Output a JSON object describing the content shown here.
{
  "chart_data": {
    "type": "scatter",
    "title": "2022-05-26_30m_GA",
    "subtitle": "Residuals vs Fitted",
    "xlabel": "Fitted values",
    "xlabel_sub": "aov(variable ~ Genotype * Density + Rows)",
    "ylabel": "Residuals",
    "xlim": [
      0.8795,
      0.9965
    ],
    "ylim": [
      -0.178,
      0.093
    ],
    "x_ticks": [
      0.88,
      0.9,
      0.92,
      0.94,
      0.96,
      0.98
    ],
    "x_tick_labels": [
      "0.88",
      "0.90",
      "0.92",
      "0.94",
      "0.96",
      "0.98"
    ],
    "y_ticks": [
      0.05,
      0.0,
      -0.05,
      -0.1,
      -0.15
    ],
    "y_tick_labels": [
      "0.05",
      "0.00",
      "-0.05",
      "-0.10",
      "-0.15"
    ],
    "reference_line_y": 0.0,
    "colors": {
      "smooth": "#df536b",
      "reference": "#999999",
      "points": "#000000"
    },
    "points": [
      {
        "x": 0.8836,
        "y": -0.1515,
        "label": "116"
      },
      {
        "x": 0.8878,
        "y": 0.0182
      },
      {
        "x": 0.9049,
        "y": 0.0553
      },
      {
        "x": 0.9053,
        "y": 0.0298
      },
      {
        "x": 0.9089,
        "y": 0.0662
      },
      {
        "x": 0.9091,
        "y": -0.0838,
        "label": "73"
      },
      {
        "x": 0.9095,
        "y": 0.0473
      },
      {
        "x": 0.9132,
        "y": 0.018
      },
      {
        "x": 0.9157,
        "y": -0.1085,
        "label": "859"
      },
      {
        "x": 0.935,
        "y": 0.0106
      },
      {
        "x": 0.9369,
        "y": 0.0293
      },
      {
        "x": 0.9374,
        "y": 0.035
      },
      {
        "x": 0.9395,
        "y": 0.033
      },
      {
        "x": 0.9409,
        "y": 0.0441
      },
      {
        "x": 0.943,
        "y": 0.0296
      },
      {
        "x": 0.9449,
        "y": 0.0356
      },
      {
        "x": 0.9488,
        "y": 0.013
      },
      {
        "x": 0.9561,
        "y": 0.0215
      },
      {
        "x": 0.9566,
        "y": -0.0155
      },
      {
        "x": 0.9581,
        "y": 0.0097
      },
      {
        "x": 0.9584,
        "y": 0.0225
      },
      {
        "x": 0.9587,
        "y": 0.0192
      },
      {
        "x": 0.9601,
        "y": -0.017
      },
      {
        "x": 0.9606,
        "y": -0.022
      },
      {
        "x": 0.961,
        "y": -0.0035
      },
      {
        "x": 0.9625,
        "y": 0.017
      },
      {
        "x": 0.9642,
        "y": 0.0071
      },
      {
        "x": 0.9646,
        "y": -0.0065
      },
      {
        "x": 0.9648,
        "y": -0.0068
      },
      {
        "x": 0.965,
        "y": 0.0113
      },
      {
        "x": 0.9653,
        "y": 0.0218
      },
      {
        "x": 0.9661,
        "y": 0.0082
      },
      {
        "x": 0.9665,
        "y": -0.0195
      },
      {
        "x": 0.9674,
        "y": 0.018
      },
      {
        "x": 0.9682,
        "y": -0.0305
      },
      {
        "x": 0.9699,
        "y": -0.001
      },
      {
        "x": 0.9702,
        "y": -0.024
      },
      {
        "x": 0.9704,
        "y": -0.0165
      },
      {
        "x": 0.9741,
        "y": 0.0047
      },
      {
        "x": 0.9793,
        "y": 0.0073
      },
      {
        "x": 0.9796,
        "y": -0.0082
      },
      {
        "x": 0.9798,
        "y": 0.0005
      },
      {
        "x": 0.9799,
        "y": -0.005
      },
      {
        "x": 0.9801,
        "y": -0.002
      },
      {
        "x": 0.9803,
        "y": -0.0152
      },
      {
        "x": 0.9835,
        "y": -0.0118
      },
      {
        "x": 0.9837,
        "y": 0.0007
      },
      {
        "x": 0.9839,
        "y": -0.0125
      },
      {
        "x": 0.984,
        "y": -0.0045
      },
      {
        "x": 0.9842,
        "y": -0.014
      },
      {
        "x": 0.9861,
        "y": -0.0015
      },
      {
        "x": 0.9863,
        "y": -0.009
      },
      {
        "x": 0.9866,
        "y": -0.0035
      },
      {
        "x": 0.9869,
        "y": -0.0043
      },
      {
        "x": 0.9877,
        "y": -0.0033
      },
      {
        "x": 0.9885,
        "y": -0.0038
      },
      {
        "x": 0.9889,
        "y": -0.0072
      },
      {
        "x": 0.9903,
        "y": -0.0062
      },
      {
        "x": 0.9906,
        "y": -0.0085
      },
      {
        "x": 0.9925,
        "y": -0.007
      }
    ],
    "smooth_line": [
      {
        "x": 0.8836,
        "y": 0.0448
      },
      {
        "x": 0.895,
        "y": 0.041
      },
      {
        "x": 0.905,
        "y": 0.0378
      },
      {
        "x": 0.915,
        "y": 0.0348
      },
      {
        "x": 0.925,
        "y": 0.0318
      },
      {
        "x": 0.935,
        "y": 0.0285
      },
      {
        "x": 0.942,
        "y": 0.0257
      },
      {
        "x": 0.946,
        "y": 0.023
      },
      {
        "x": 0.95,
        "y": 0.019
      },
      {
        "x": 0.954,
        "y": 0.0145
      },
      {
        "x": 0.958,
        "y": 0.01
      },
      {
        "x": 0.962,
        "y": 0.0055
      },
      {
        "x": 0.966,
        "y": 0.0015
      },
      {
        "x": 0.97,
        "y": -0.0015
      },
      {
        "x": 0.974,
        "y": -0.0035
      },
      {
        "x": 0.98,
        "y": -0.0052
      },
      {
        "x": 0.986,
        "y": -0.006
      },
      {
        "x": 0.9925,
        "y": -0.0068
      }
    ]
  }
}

Aim »
Each record above should be restated word for word.

Solution below »
Output a JSON object describing the content shown here.
{
  "chart_data": {
    "type": "scatter",
    "title": "2022-05-26_30m_GA",
    "subtitle": "Residuals vs Fitted",
    "xlabel": "Fitted values",
    "xlabel_sub": "aov(variable ~ Genotype * Density + Rows)",
    "ylabel": "Residuals",
    "xlim": [
      0.8795,
      0.9965
    ],
    "ylim": [
      -0.178,
      0.093
    ],
    "x_ticks": [
      0.88,
      0.9,
      0.92,
      0.94,
      0.96,
      0.98
    ],
    "x_tick_labels": [
      "0.88",
      "0.90",
      "0.92",
      "0.94",
      "0.96",
      "0.98"
    ],
    "y_ticks": [
      0.05,
      0.0,
      -0.05,
      -0.1,
      -0.15
    ],
    "y_tick_labels": [
      "0.05",
      "0.00",
      "-0.05",
      "-0.10",
      "-0.15"
    ],
    "reference_line_y": 0.0,
    "colors": {
      "smooth": "#df536b",
      "reference": "#999999",
      "points": "#000000"
    },
    "points": [
      {
        "x": 0.8836,
        "y": -0.1515,
        "label": "116"
      },
      {
        "x": 0.8878,
        "y": 0.0182
      },
      {
        "x": 0.9049,
        "y": 0.0553
      },
      {
        "x": 0.9053,
        "y": 0.0298
      },
      {
        "x": 0.9089,
        "y": 0.0662
      },
      {
        "x": 0.9091,
        "y": -0.0838,
        "label": "73"
      },
      {
        "x": 0.9095,
        "y": 0.0473
      },
      {
        "x": 0.9132,
        "y": 0.018
      },
      {
        "x": 0.9157,
        "y": -0.1085,
        "label": "859"
      },
      {
        "x": 0.935,
        "y": 0.0106
      },
      {
        "x": 0.9369,
        "y": 0.0293
      },
      {
        "x": 0.9374,
        "y": 0.035
      },
      {
        "x": 0.9395,
        "y": 0.033
      },
      {
        "x": 0.9409,
        "y": 0.0441
      },
      {
        "x": 0.943,
        "y": 0.0296
      },
      {
        "x": 0.9449,
        "y": 0.0356
      },
      {
        "x": 0.9488,
        "y": 0.013
      },
      {
        "x": 0.9561,
        "y": 0.0215
      },
      {
        "x": 0.9566,
        "y": -0.0155
      },
      {
        "x": 0.9581,
        "y": 0.0097
      },
      {
        "x": 0.9584,
        "y": 0.0225
      },
      {
        "x": 0.9587,
        "y": 0.0192
      },
      {
        "x": 0.9601,
        "y": -0.017
      },
      {
        "x": 0.9606,
        "y": -0.022
      },
      {
        "x": 0.961,
        "y": -0.0035
      },
      {
        "x": 0.9625,
        "y": 0.017
      },
      {
        "x": 0.9642,
        "y": 0.0071
      },
      {
        "x": 0.9646,
        "y": -0.0065
      },
      {
        "x": 0.9648,
        "y": -0.0068
      },
      {
        "x": 0.965,
        "y": 0.0113
      },
      {
        "x": 0.9653,
        "y": 0.0218
      },
      {
        "x": 0.9661,
        "y": 0.0082
      },
      {
        "x": 0.9665,
        "y": -0.0195
      },
      {
        "x": 0.9674,
        "y": 0.018
      },
      {
        "x": 0.9682,
        "y": -0.0305
      },
      {
        "x": 0.9699,
        "y": -0.001
      },
      {
        "x": 0.9702,
        "y": -0.024
      },
      {
        "x": 0.9704,
        "y": -0.0165
      },
      {
        "x": 0.9741,
        "y": 0.0047
      },
      {
        "x": 0.9793,
        "y": 0.0073
      },
      {
        "x": 0.9796,
        "y": -0.0082
      },
      {
        "x": 0.9798,
        "y": 0.0005
      },
      {
        "x": 0.9799,
        "y": -0.005
      },
      {
        "x": 0.9801,
        "y": -0.002
      },
      {
        "x": 0.9803,
        "y": -0.0152
      },
      {
        "x": 0.9835,
        "y": -0.0118
      },
      {
        "x": 0.9837,
        "y": 0.0007
      },
      {
        "x": 0.9839,
        "y": -0.0125
      },
      {
        "x": 0.984,
        "y": -0.0045
      },
      {
        "x": 0.9842,
        "y": -0.014
      },
      {
        "x": 0.9861,
        "y": -0.0015
      },
      {
        "x": 0.9863,
        "y": -0.009
      },
      {
        "x": 0.9866,
        "y": -0.0035
      },
      {
        "x": 0.9869,
        "y": -0.0043
      },
      {
        "x": 0.9877,
        "y": -0.0033
      },
      {
        "x": 0.9885,
        "y": -0.0038
      },
      {
        "x": 0.9889,
        "y": -0.0072
      },
      {
        "x": 0.9903,
        "y": -0.0062
      },
      {
        "x": 0.9906,
        "y": -0.0085
      },
      {
        "x": 0.9925,
        "y": -0.007
      }
    ],
    "smooth_line": [
      {
        "x": 0.8836,
        "y": 0.0448
      },
      {
        "x": 0.895,
        "y": 0.041
      },
      {
        "x": 0.905,
        "y": 0.0378
      },
      {
        "x": 0.915,
        "y": 0.0348
      },
      {
        "x": 0.925,
        "y": 0.0318
      },
      {
        "x": 0.935,
        "y": 0.0285
      },
      {
        "x": 0.942,
        "y": 0.0257
      },
      {
        "x": 0.946,
        "y": 0.023
      },
      {
        "x": 0.95,
        "y": 0.019
      },
      {
        "x": 0.954,
        "y": 0.0145
      },
      {
        "x": 0.958,
        "y": 0.01
      },
      {
        "x": 0.962,
        "y": 0.0055
      },
      {
        "x": 0.966,
        "y": 0.0015
      },
      {
        "x": 0.97,
        "y": -0.0015
      },
      {
        "x": 0.974,
        "y": -0.0035
      },
      {
        "x": 0.98,
        "y": -0.0052
      },
      {
        "x": 0.986,
        "y": -0.006
      },
      {
        "x": 0.9925,
        "y": -0.0068
      }
    ]
  }
}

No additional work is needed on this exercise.